### Dataset excerpts
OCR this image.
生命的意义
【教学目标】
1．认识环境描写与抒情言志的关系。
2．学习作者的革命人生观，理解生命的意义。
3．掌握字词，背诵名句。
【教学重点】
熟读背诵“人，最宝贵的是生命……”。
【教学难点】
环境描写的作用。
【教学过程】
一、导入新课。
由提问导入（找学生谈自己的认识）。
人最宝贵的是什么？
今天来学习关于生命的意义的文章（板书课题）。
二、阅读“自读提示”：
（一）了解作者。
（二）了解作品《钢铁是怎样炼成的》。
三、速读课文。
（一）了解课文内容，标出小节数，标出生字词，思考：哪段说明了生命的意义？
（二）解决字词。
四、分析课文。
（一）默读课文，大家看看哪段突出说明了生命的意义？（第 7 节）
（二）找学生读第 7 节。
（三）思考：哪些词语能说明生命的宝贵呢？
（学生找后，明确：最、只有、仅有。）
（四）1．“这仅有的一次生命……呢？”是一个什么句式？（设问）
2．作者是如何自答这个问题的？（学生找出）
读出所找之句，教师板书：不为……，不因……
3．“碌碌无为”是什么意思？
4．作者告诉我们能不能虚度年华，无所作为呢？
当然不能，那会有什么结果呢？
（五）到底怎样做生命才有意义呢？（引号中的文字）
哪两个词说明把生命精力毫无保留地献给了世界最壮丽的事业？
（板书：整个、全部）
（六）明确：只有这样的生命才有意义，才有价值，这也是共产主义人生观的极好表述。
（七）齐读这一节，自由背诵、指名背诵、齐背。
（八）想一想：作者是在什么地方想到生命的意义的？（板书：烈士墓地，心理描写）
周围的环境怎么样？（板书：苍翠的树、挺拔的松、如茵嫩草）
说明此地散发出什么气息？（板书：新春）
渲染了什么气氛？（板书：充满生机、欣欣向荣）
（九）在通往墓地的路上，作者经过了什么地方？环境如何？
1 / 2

### Instructions for the task
Your task is to transcribe the listing above in full, exactly as given.

### Response to this exercise
OCR this image.
生命的意义
【教学目标】
1．认识环境描写与抒情言志的关系。
2．学习作者的革命人生观，理解生命的意义。
3．掌握字词，背诵名句。
【教学重点】
熟读背诵“人，最宝贵的是生命……”。
【教学难点】
环境描写的作用。
【教学过程】
一、导入新课。
由提问导入（找学生谈自己的认识）。
人最宝贵的是什么？
今天来学习关于生命的意义的文章（板书课题）。
二、阅读“自读提示”：
（一）了解作者。
（二）了解作品《钢铁是怎样炼成的》。
三、速读课文。
（一）了解课文内容，标出小节数，标出生字词，思考：哪段说明了生命的意义？
（二）解决字词。
四、分析课文。
（一）默读课文，大家看看哪段突出说明了生命的意义？（第 7 节）
（二）找学生读第 7 节。
（三）思考：哪些词语能说明生命的宝贵呢？
（学生找后，明确：最、只有、仅有。）
（四）1．“这仅有的一次生命……呢？”是一个什么句式？（设问）
2．作者是如何自答这个问题的？（学生找出）
读出所找之句，教师板书：不为……，不因……
3．“碌碌无为”是什么意思？
4．作者告诉我们能不能虚度年华，无所作为呢？
当然不能，那会有什么结果呢？
（五）到底怎样做生命才有意义呢？（引号中的文字）
哪两个词说明把生命精力毫无保留地献给了世界最壮丽的事业？
（板书：整个、全部）
（六）明确：只有这样的生命才有意义，才有价值，这也是共产主义人生观的极好表述。
（七）齐读这一节，自由背诵、指名背诵、齐背。
（八）想一想：作者是在什么地方想到生命的意义的？（板书：烈士墓地，心理描写）
周围的环境怎么样？（板书：苍翠的树、挺拔的松、如茵嫩草）
说明此地散发出什么气息？（板书：新春）
渲染了什么气氛？（板书：充满生机、欣欣向荣）
（九）在通往墓地的路上，作者经过了什么地方？环境如何？
1 / 2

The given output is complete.